◆ **GIVEN TASK**
Give the listing again character for character, but drop the images.
--- start ---
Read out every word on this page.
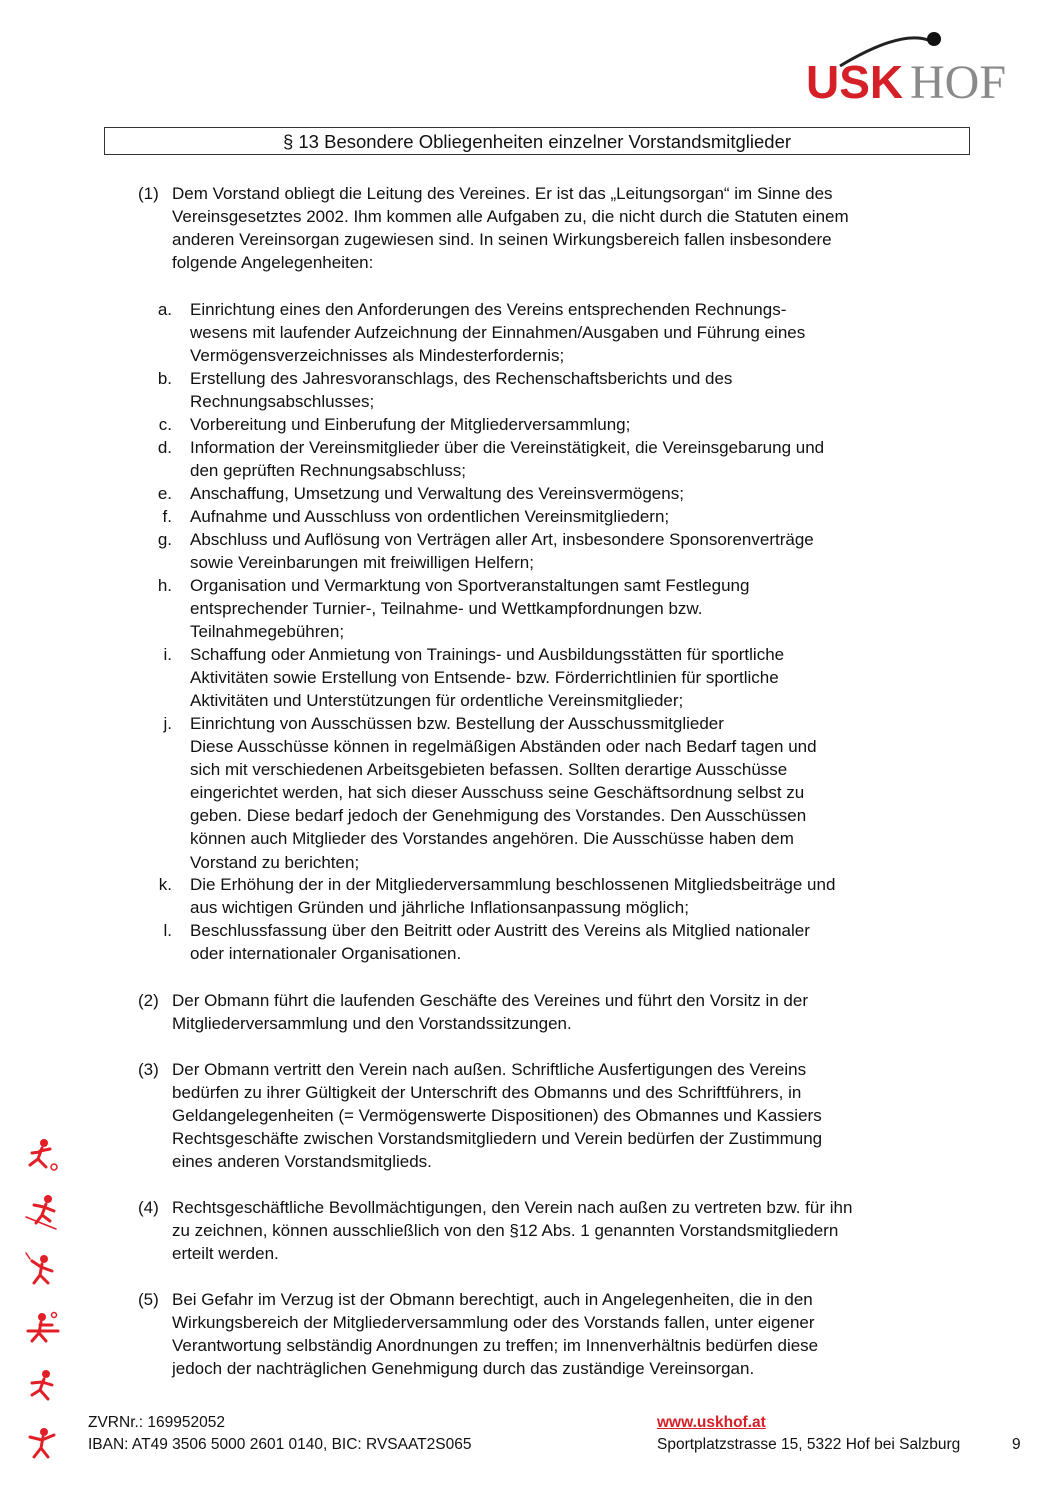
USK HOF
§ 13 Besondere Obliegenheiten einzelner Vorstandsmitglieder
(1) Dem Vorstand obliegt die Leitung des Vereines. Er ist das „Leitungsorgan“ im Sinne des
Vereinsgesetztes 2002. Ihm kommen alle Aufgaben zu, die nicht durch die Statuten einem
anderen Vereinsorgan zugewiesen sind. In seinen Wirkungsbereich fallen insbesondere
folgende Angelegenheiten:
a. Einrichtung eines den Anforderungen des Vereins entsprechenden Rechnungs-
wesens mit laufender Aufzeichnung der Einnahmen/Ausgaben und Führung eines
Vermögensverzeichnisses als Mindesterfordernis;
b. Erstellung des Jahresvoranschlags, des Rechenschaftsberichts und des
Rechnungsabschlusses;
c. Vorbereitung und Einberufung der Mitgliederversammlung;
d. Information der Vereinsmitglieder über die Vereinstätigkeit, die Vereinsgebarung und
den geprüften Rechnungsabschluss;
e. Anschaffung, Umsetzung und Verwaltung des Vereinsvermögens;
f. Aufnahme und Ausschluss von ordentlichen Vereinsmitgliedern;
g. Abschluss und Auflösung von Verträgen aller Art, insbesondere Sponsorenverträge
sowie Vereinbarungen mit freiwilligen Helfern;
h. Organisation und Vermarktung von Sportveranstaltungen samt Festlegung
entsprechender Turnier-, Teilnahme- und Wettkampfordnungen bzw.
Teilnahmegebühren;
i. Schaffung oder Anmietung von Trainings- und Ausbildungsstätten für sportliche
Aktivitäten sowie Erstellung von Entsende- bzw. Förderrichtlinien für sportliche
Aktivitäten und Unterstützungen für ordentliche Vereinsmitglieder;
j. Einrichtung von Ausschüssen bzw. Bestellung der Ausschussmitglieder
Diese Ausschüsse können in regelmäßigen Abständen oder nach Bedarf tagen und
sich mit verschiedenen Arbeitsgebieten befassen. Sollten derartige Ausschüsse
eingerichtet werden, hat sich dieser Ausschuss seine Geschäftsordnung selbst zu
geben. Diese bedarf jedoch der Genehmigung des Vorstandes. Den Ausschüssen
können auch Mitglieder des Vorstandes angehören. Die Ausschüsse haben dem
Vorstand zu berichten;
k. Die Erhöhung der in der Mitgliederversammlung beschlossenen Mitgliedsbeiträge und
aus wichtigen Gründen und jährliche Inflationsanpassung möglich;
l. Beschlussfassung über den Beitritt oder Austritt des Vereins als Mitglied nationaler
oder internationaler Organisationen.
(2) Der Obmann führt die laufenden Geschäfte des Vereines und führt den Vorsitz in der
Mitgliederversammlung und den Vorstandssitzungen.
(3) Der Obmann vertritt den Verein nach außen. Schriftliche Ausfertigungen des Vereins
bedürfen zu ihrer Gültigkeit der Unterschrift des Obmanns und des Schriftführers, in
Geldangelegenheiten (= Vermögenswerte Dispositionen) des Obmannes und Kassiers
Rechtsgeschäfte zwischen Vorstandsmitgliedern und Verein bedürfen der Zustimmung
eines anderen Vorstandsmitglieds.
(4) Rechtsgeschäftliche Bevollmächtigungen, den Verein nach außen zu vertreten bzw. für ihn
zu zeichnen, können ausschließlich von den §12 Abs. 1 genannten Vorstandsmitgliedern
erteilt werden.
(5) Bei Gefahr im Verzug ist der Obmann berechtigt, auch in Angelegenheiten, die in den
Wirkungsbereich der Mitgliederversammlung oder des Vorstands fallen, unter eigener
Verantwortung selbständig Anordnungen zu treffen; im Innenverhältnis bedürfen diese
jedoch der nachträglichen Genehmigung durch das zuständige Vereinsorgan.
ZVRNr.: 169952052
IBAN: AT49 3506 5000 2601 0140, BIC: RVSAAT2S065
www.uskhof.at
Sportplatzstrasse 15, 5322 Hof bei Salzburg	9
--- end ---
◆ **FULL SOLUTION**
Read out every word on this page.
USK HOF
§ 13 Besondere Obliegenheiten einzelner Vorstandsmitglieder
(1) Dem Vorstand obliegt die Leitung des Vereines. Er ist das „Leitungsorgan“ im Sinne des
Vereinsgesetztes 2002. Ihm kommen alle Aufgaben zu, die nicht durch die Statuten einem
anderen Vereinsorgan zugewiesen sind. In seinen Wirkungsbereich fallen insbesondere
folgende Angelegenheiten:
a. Einrichtung eines den Anforderungen des Vereins entsprechenden Rechnungs-
wesens mit laufender Aufzeichnung der Einnahmen/Ausgaben und Führung eines
Vermögensverzeichnisses als Mindesterfordernis;
b. Erstellung des Jahresvoranschlags, des Rechenschaftsberichts und des
Rechnungsabschlusses;
c. Vorbereitung und Einberufung der Mitgliederversammlung;
d. Information der Vereinsmitglieder über die Vereinstätigkeit, die Vereinsgebarung und
den geprüften Rechnungsabschluss;
e. Anschaffung, Umsetzung und Verwaltung des Vereinsvermögens;
f. Aufnahme und Ausschluss von ordentlichen Vereinsmitgliedern;
g. Abschluss und Auflösung von Verträgen aller Art, insbesondere Sponsorenverträge
sowie Vereinbarungen mit freiwilligen Helfern;
h. Organisation und Vermarktung von Sportveranstaltungen samt Festlegung
entsprechender Turnier-, Teilnahme- und Wettkampfordnungen bzw.
Teilnahmegebühren;
i. Schaffung oder Anmietung von Trainings- und Ausbildungsstätten für sportliche
Aktivitäten sowie Erstellung von Entsende- bzw. Förderrichtlinien für sportliche
Aktivitäten und Unterstützungen für ordentliche Vereinsmitglieder;
j. Einrichtung von Ausschüssen bzw. Bestellung der Ausschussmitglieder
Diese Ausschüsse können in regelmäßigen Abständen oder nach Bedarf tagen und
sich mit verschiedenen Arbeitsgebieten befassen. Sollten derartige Ausschüsse
eingerichtet werden, hat sich dieser Ausschuss seine Geschäftsordnung selbst zu
geben. Diese bedarf jedoch der Genehmigung des Vorstandes. Den Ausschüssen
können auch Mitglieder des Vorstandes angehören. Die Ausschüsse haben dem
Vorstand zu berichten;
k. Die Erhöhung der in der Mitgliederversammlung beschlossenen Mitgliedsbeiträge und
aus wichtigen Gründen und jährliche Inflationsanpassung möglich;
l. Beschlussfassung über den Beitritt oder Austritt des Vereins als Mitglied nationaler
oder internationaler Organisationen.
(2) Der Obmann führt die laufenden Geschäfte des Vereines und führt den Vorsitz in der
Mitgliederversammlung und den Vorstandssitzungen.
(3) Der Obmann vertritt den Verein nach außen. Schriftliche Ausfertigungen des Vereins
bedürfen zu ihrer Gültigkeit der Unterschrift des Obmanns und des Schriftführers, in
Geldangelegenheiten (= Vermögenswerte Dispositionen) des Obmannes und Kassiers
Rechtsgeschäfte zwischen Vorstandsmitgliedern und Verein bedürfen der Zustimmung
eines anderen Vorstandsmitglieds.
(4) Rechtsgeschäftliche Bevollmächtigungen, den Verein nach außen zu vertreten bzw. für ihn
zu zeichnen, können ausschließlich von den §12 Abs. 1 genannten Vorstandsmitgliedern
erteilt werden.
(5) Bei Gefahr im Verzug ist der Obmann berechtigt, auch in Angelegenheiten, die in den
Wirkungsbereich der Mitgliederversammlung oder des Vorstands fallen, unter eigener
Verantwortung selbständig Anordnungen zu treffen; im Innenverhältnis bedürfen diese
jedoch der nachträglichen Genehmigung durch das zuständige Vereinsorgan.
ZVRNr.: 169952052
IBAN: AT49 3506 5000 2601 0140, BIC: RVSAAT2S065
www.uskhof.at
Sportplatzstrasse 15, 5322 Hof bei Salzburg	9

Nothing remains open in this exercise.